§ What is being asked
Return only the number of lines that hold "毛发检查结果".

[Saved entries]
-- START --
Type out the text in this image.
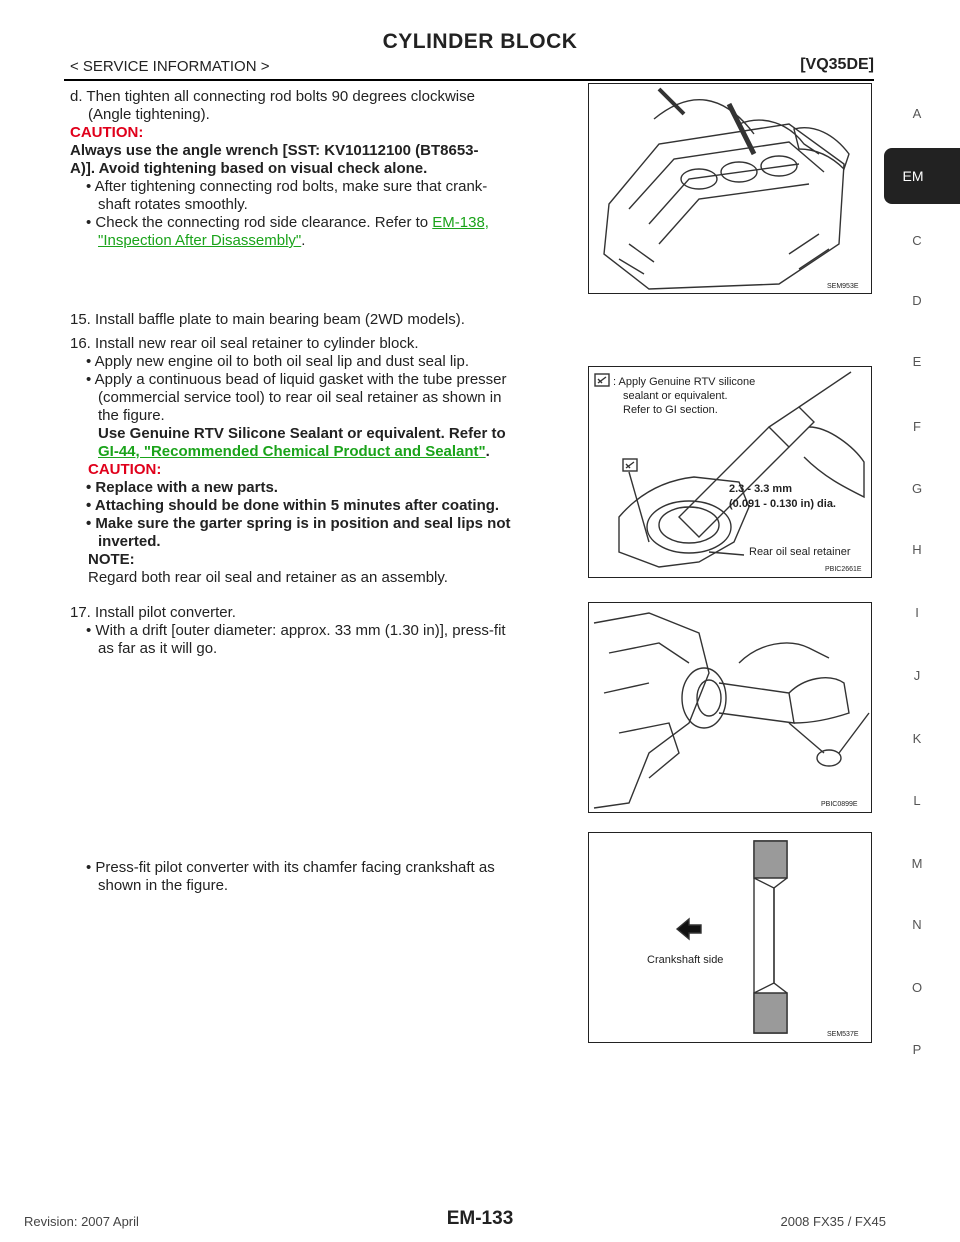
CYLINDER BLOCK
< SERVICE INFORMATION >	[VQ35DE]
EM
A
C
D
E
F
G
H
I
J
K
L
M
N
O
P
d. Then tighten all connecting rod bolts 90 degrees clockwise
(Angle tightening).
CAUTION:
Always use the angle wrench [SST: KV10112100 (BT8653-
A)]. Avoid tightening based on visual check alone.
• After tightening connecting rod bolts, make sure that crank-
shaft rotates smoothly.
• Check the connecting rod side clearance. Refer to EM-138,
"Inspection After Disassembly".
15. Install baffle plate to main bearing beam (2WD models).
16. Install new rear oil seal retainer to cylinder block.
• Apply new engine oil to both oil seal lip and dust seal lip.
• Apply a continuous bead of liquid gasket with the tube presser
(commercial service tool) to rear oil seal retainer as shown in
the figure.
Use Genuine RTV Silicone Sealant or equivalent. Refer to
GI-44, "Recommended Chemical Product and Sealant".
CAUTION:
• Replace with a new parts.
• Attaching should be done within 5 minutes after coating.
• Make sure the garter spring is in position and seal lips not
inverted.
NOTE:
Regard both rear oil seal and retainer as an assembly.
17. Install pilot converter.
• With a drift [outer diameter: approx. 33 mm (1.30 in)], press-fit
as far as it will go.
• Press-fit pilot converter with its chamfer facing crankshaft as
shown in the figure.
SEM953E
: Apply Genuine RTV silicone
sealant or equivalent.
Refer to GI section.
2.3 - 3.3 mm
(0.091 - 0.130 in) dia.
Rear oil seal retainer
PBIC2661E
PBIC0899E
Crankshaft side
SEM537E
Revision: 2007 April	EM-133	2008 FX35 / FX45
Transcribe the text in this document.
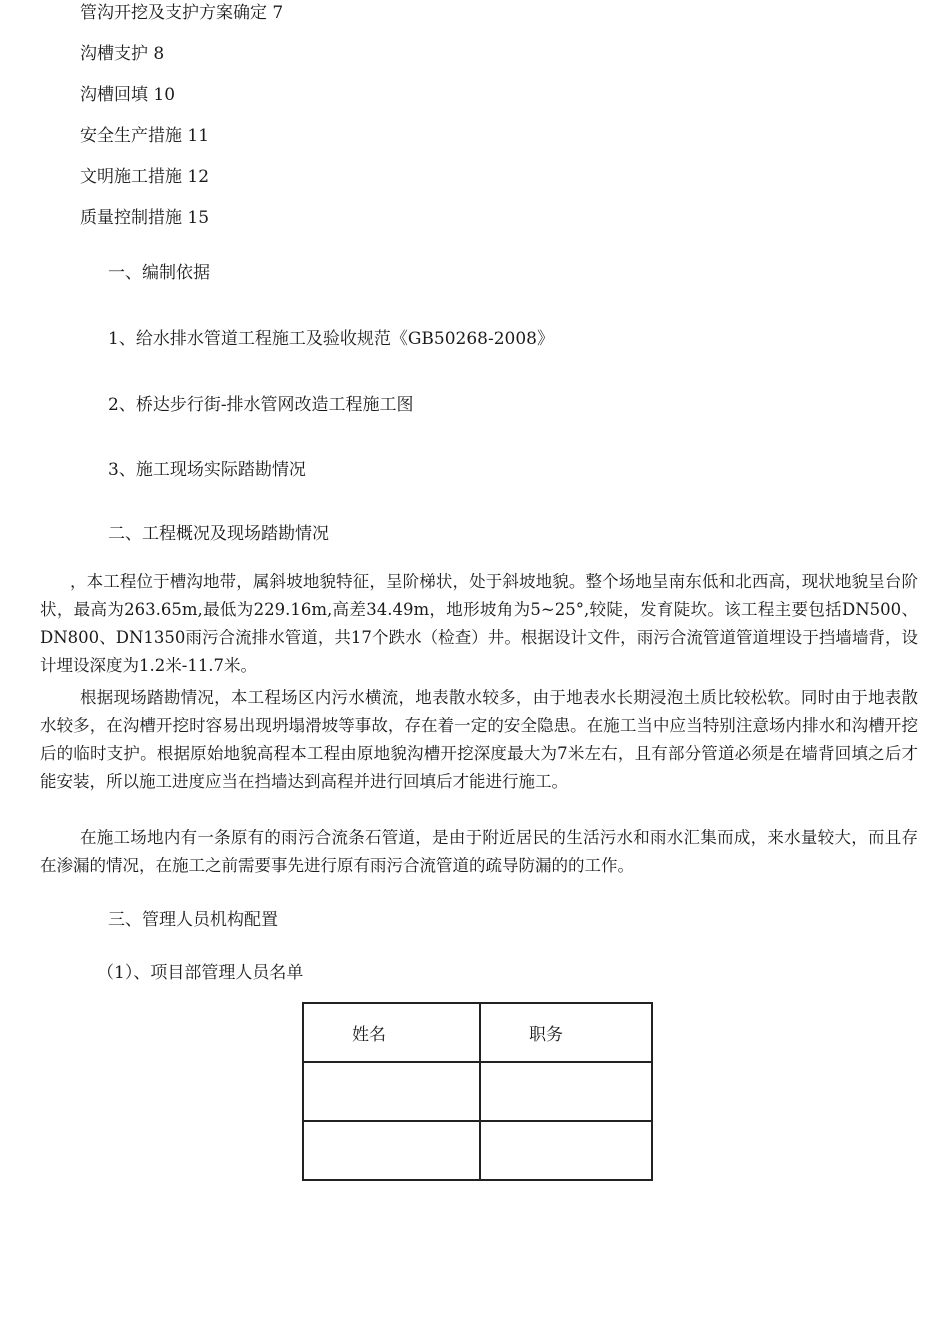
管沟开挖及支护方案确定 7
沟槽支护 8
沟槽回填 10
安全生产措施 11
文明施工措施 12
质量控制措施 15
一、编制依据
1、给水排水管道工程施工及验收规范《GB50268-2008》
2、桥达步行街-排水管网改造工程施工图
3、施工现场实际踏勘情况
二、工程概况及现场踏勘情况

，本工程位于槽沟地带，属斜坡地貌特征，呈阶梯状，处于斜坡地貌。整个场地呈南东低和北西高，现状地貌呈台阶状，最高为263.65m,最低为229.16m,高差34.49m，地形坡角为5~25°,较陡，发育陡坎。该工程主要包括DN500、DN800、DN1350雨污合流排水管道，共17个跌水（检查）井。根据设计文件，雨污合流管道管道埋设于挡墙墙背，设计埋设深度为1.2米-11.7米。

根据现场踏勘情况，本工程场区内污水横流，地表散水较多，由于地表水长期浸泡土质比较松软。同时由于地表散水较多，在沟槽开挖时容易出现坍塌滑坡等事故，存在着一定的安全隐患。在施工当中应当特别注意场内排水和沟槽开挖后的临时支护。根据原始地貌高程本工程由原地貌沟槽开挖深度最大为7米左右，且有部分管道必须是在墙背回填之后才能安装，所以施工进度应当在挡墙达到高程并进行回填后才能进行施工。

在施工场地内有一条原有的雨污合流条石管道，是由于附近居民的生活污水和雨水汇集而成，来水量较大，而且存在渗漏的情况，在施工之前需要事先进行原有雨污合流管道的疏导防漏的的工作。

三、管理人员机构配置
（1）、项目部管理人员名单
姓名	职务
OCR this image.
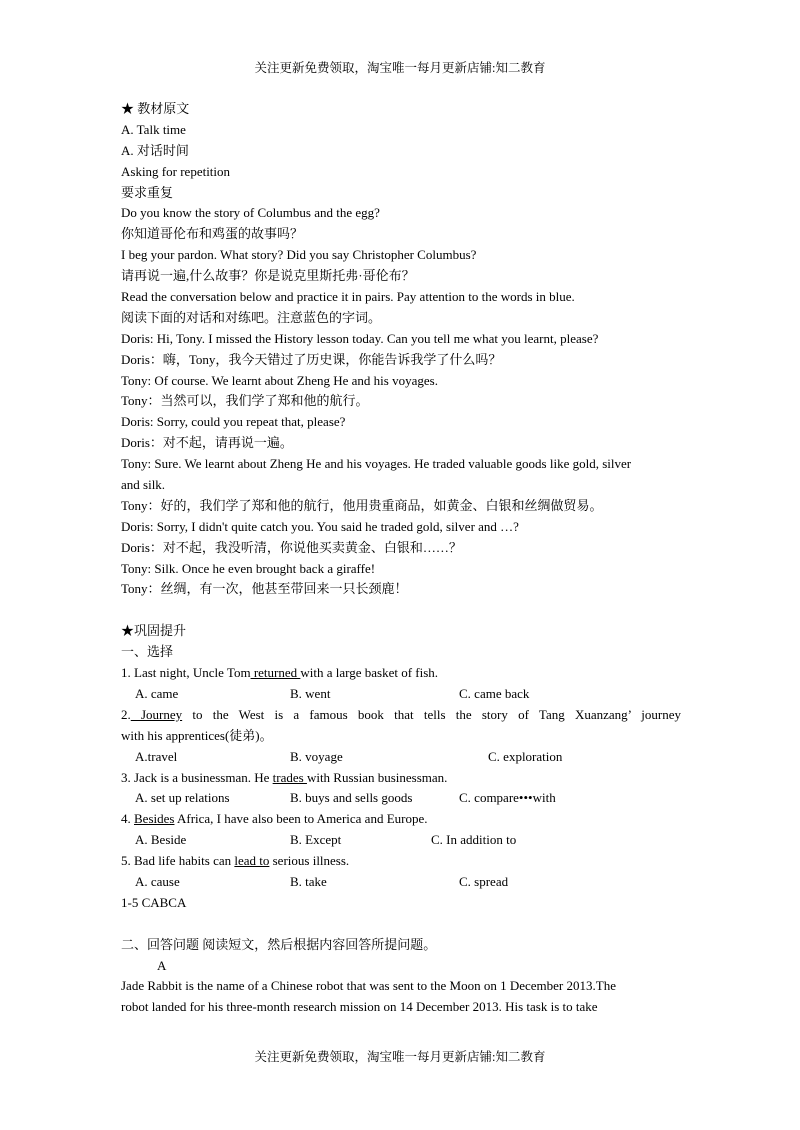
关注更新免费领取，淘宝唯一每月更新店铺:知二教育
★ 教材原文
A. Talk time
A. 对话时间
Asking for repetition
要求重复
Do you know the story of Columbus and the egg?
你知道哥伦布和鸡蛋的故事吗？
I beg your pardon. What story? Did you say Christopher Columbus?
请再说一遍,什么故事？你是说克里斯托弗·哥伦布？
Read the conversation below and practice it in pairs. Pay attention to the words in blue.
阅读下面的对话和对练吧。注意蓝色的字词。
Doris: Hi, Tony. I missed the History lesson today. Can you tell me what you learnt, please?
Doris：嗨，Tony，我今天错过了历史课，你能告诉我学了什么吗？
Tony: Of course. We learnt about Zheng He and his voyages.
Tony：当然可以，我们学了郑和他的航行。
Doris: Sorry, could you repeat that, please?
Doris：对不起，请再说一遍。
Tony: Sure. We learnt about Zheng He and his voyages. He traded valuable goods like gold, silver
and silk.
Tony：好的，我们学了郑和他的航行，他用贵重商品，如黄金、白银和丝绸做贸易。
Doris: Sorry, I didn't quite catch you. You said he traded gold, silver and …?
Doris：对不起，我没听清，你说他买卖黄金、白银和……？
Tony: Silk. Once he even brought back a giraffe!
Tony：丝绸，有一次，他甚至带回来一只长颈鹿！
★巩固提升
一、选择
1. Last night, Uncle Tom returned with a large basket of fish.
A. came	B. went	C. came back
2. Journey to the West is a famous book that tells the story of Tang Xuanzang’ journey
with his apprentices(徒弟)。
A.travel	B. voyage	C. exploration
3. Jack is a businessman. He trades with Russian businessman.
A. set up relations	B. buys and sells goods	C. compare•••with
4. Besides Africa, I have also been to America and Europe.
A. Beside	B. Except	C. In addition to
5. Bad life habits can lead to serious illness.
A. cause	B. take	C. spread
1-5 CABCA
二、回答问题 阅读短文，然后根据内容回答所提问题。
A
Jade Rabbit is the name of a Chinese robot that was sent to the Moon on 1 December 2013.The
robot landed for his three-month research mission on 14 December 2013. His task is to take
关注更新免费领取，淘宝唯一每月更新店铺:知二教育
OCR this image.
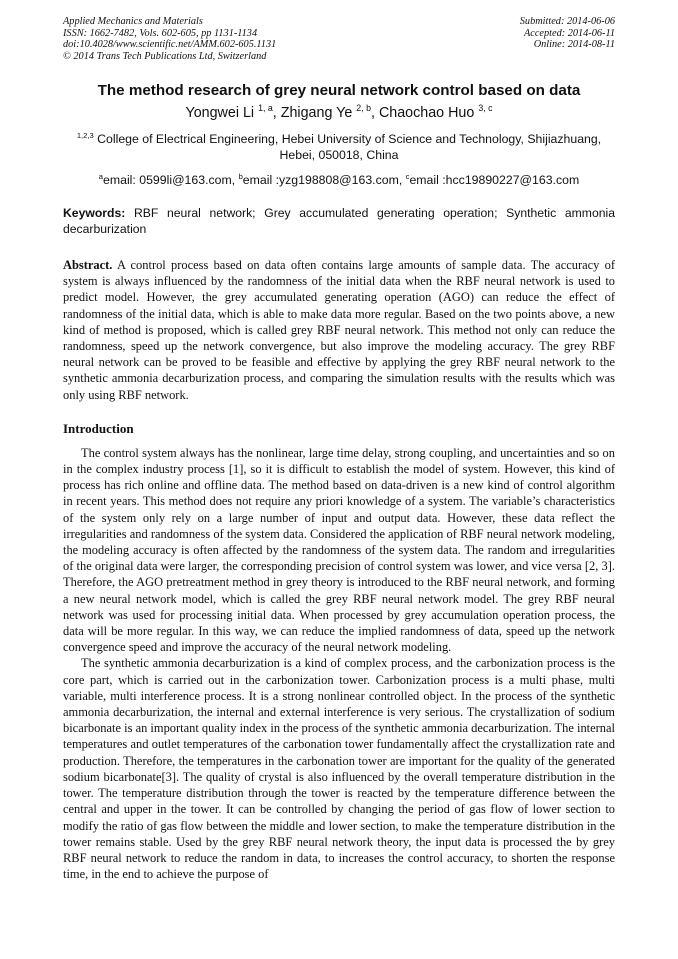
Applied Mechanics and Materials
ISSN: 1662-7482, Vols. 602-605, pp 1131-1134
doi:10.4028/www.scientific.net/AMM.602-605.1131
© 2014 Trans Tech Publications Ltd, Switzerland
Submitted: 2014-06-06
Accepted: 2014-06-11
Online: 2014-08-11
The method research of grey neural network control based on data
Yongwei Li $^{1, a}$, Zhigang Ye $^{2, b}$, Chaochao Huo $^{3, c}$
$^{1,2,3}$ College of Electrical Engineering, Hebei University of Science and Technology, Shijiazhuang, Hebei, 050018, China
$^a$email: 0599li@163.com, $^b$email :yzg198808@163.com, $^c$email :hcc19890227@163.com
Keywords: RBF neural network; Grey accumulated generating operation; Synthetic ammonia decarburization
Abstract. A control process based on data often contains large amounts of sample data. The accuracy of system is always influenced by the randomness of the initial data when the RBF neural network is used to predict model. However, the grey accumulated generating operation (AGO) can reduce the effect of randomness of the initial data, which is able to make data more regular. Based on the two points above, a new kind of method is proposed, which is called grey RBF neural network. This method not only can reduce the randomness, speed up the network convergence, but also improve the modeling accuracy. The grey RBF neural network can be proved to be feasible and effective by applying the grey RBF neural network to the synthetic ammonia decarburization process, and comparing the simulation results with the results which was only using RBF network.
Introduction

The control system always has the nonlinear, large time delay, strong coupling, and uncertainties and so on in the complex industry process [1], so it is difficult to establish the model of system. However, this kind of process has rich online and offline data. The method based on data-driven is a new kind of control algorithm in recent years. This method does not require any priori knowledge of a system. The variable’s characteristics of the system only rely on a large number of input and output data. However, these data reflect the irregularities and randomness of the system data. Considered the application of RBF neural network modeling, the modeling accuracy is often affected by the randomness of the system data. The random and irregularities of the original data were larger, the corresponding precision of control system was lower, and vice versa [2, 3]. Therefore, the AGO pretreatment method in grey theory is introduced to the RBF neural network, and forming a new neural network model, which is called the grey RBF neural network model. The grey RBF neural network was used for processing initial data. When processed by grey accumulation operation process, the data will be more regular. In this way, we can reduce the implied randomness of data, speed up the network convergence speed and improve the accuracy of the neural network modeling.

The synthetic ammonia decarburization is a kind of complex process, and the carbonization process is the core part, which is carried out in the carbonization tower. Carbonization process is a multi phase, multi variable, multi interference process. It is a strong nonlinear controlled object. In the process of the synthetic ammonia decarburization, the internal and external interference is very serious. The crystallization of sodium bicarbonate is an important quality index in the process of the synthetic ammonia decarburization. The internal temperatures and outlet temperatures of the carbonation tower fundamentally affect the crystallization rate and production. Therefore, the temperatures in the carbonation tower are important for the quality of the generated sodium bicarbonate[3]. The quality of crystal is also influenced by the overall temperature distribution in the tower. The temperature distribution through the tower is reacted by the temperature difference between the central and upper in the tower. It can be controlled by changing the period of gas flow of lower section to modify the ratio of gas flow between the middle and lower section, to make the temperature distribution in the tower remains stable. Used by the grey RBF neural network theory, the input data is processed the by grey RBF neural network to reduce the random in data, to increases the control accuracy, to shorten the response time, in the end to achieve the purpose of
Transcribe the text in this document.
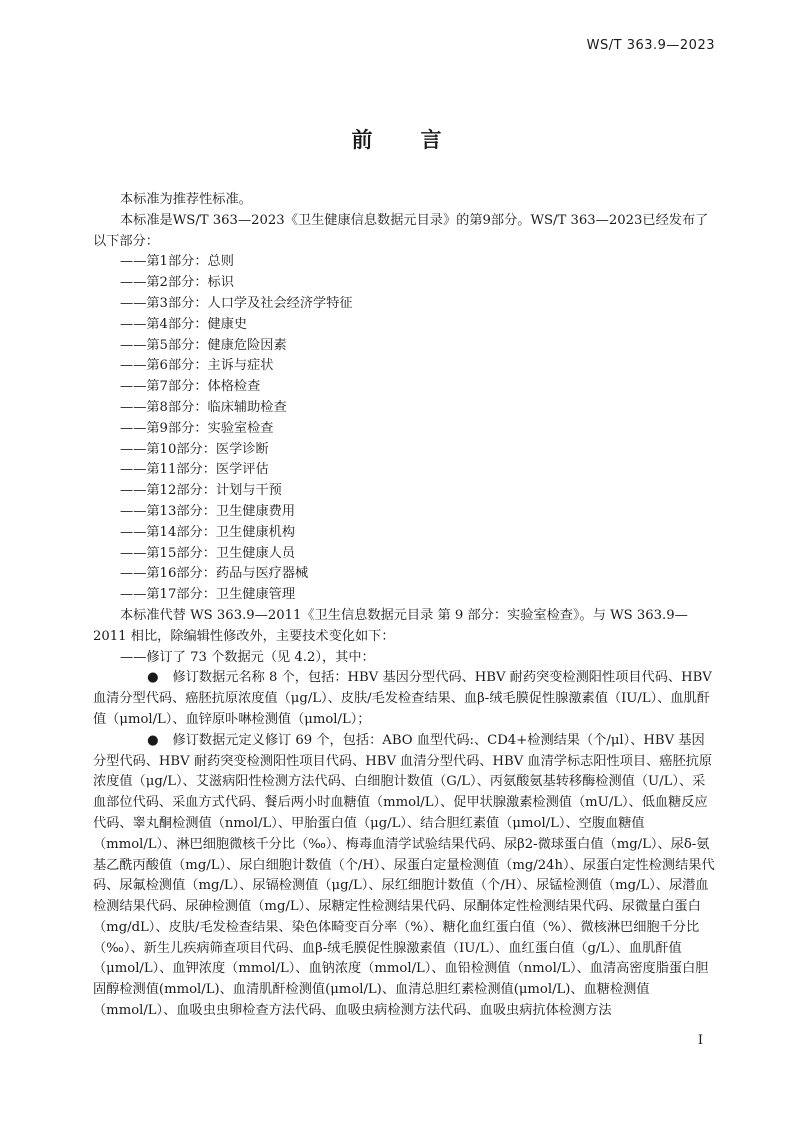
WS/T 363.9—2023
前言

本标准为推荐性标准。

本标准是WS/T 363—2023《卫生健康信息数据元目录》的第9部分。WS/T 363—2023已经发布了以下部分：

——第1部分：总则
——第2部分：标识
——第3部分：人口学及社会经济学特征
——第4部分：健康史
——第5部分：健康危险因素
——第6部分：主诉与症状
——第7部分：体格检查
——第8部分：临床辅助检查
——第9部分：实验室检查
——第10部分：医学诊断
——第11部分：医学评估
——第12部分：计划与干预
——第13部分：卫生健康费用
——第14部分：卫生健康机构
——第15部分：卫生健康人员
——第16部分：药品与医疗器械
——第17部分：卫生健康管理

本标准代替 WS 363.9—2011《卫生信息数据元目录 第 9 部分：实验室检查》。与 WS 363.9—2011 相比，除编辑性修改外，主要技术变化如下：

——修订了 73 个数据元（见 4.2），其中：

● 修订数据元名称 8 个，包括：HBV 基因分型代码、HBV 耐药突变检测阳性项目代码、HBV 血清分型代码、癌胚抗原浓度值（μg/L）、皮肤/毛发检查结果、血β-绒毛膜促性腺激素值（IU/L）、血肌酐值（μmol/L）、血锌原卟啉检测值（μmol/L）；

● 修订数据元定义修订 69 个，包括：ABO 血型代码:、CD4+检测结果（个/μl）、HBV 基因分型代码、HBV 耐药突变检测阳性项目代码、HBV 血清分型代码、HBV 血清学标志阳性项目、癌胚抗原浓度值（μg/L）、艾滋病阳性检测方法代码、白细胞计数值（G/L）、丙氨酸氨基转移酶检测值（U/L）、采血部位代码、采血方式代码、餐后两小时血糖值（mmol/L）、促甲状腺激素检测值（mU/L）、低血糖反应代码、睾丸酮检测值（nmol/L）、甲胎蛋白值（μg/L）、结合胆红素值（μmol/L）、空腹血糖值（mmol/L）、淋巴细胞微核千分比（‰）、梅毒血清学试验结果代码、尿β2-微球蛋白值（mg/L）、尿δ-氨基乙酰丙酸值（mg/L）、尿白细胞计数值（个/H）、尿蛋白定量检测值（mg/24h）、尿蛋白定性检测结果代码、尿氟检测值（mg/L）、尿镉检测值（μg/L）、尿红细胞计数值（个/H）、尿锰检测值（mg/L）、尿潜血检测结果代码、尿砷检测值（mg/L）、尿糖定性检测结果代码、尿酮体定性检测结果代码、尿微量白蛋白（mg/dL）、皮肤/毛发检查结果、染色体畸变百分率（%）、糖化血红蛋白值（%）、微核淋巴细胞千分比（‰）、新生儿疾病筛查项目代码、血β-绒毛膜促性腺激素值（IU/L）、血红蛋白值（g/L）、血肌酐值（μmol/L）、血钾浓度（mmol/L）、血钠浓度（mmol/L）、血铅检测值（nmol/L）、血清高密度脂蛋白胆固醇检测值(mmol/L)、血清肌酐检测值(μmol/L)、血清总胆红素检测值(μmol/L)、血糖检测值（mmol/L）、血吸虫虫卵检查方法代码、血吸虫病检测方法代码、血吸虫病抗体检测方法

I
-- END --
§ Reply
2